#### Aim
Please give the data below again in full, exactly as it stands.

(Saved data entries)
☆ ☆ ☆ ☆
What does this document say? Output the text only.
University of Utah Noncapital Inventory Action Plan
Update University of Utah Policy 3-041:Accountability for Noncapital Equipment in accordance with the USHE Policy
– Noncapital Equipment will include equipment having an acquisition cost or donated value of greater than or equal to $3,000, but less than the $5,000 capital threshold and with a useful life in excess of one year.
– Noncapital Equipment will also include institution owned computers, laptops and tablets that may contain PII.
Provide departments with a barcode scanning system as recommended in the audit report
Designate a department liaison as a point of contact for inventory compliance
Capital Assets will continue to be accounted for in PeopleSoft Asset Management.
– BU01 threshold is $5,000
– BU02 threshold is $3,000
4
☆ ☆ ☆ ☆
#### The answer
What does this document say? Output the text only.
University of Utah Noncapital Inventory Action Plan
Update University of Utah Policy 3-041:Accountability for Noncapital Equipment in accordance with the USHE Policy
– Noncapital Equipment will include equipment having an acquisition cost or donated value of greater than or equal to $3,000, but less than the $5,000 capital threshold and with a useful life in excess of one year.
– Noncapital Equipment will also include institution owned computers, laptops and tablets that may contain PII.
Provide departments with a barcode scanning system as recommended in the audit report
Designate a department liaison as a point of contact for inventory compliance
Capital Assets will continue to be accounted for in PeopleSoft Asset Management.
– BU01 threshold is $5,000
– BU02 threshold is $3,000
4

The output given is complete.